-- RECORDS PROVIDED start --

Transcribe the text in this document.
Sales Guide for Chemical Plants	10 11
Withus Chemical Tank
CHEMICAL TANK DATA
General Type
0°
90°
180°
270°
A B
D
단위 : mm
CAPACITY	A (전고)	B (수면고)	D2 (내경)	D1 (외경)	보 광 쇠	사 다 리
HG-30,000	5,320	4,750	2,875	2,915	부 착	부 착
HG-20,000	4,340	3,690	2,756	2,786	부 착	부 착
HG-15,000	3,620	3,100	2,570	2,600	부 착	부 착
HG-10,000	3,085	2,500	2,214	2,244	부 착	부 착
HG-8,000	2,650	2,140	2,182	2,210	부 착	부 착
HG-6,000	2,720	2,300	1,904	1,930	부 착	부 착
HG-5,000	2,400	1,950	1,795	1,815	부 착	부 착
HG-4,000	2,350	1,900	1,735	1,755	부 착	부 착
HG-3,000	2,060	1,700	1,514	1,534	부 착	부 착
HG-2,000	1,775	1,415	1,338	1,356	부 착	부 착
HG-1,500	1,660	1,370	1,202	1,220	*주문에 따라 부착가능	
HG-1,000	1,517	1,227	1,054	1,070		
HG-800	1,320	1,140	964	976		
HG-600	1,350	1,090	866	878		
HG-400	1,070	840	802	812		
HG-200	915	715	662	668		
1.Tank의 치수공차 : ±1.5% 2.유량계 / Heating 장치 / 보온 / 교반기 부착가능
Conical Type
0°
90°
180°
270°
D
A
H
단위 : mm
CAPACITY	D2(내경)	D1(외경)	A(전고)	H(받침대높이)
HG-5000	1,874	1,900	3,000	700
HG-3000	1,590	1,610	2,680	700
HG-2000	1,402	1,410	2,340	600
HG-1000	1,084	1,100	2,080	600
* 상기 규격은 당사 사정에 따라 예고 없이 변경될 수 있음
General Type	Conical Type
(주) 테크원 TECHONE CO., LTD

-- RECORDS PROVIDED end --

TASK OBJECTIVE
Write each line above out exactly.

WORKED ANSWER
Transcribe the text in this document.
Sales Guide for Chemical Plants	10 11
Withus Chemical Tank
CHEMICAL TANK DATA
General Type
0°
90°
180°
270°
A B
D
단위 : mm
CAPACITY	A (전고)	B (수면고)	D2 (내경)	D1 (외경)	보 광 쇠	사 다 리
HG-30,000	5,320	4,750	2,875	2,915	부 착	부 착
HG-20,000	4,340	3,690	2,756	2,786	부 착	부 착
HG-15,000	3,620	3,100	2,570	2,600	부 착	부 착
HG-10,000	3,085	2,500	2,214	2,244	부 착	부 착
HG-8,000	2,650	2,140	2,182	2,210	부 착	부 착
HG-6,000	2,720	2,300	1,904	1,930	부 착	부 착
HG-5,000	2,400	1,950	1,795	1,815	부 착	부 착
HG-4,000	2,350	1,900	1,735	1,755	부 착	부 착
HG-3,000	2,060	1,700	1,514	1,534	부 착	부 착
HG-2,000	1,775	1,415	1,338	1,356	부 착	부 착
HG-1,500	1,660	1,370	1,202	1,220	*주문에 따라 부착가능	
HG-1,000	1,517	1,227	1,054	1,070		
HG-800	1,320	1,140	964	976		
HG-600	1,350	1,090	866	878		
HG-400	1,070	840	802	812		
HG-200	915	715	662	668		
1.Tank의 치수공차 : ±1.5% 2.유량계 / Heating 장치 / 보온 / 교반기 부착가능
Conical Type
0°
90°
180°
270°
D
A
H
단위 : mm
CAPACITY	D2(내경)	D1(외경)	A(전고)	H(받침대높이)
HG-5000	1,874	1,900	3,000	700
HG-3000	1,590	1,610	2,680	700
HG-2000	1,402	1,410	2,340	600
HG-1000	1,084	1,100	2,080	600
* 상기 규격은 당사 사정에 따라 예고 없이 변경될 수 있음
General Type	Conical Type
(주) 테크원 TECHONE CO., LTD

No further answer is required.